▶ _Given problem_: In the material below, find each line holding the string "počtem" and copy it.

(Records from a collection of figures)
* Begin *
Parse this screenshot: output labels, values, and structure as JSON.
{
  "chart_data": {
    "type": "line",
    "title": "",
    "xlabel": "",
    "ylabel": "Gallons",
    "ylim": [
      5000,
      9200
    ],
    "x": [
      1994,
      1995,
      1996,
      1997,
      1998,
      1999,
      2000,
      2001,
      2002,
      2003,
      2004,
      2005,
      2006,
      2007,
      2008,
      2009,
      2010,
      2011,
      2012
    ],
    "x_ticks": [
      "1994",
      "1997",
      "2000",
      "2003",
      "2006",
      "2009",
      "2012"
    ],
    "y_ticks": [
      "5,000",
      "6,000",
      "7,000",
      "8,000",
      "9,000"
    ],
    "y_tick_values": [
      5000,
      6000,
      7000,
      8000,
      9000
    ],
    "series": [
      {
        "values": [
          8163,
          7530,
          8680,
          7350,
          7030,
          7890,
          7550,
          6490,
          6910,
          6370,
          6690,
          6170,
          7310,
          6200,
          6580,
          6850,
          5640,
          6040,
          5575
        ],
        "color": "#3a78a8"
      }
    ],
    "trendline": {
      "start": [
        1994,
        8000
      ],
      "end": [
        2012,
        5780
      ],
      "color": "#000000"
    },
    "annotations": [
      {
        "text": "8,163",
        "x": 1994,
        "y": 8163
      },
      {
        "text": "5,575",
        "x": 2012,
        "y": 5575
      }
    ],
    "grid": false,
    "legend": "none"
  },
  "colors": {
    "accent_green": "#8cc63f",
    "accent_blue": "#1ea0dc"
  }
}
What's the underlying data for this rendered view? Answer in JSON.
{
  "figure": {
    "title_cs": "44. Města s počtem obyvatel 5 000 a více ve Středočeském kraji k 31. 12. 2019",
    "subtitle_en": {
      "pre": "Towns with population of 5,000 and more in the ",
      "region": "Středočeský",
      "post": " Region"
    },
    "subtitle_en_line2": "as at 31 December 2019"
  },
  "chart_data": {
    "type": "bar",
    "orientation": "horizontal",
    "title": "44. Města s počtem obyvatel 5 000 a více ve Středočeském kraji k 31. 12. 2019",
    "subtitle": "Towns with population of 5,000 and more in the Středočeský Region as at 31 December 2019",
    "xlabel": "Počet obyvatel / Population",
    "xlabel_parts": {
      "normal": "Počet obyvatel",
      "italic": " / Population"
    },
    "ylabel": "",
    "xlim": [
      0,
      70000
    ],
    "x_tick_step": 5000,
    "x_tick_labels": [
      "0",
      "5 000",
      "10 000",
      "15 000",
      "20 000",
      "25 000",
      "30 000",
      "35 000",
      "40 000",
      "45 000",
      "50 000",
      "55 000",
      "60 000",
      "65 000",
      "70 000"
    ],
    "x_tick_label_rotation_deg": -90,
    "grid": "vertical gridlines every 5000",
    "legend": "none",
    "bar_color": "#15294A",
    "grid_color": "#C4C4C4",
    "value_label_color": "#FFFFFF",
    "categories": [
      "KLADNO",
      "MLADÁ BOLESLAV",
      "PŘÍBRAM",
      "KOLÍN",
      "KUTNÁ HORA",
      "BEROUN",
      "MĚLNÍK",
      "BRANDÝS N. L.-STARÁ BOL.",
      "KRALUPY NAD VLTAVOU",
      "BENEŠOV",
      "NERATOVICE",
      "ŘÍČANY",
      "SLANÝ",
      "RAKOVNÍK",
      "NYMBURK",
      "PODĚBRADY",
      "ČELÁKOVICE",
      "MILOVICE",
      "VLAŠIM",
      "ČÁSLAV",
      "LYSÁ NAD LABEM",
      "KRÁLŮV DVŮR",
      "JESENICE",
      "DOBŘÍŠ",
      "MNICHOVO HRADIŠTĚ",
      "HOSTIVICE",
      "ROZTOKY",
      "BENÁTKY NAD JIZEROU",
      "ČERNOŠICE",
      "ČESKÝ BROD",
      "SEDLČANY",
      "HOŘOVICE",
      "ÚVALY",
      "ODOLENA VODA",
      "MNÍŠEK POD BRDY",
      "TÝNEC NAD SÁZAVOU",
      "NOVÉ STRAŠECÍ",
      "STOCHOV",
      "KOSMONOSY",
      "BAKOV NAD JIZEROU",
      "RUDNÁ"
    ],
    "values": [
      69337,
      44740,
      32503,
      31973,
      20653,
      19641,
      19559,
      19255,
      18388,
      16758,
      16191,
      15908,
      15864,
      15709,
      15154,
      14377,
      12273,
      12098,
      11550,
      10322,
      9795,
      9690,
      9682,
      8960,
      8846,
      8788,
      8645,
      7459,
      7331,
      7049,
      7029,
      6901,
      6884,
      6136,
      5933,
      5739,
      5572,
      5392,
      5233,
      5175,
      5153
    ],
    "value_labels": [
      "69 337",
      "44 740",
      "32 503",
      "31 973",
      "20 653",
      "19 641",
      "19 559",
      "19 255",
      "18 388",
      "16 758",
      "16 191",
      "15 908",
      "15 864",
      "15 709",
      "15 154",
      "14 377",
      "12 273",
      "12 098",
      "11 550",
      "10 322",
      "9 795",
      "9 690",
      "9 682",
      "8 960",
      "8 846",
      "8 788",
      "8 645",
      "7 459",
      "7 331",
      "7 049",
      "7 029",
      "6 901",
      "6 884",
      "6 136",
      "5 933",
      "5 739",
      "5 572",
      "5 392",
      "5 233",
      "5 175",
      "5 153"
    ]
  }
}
* End *
▶ _Task solution_:
    "title_cs": "44. Města s počtem obyvatel 5 000 a více ve Středočeském kraji k 31. 12. 2019",
    "title": "44. Města s počtem obyvatel 5 000 a více ve Středočeském kraji k 31. 12. 2019",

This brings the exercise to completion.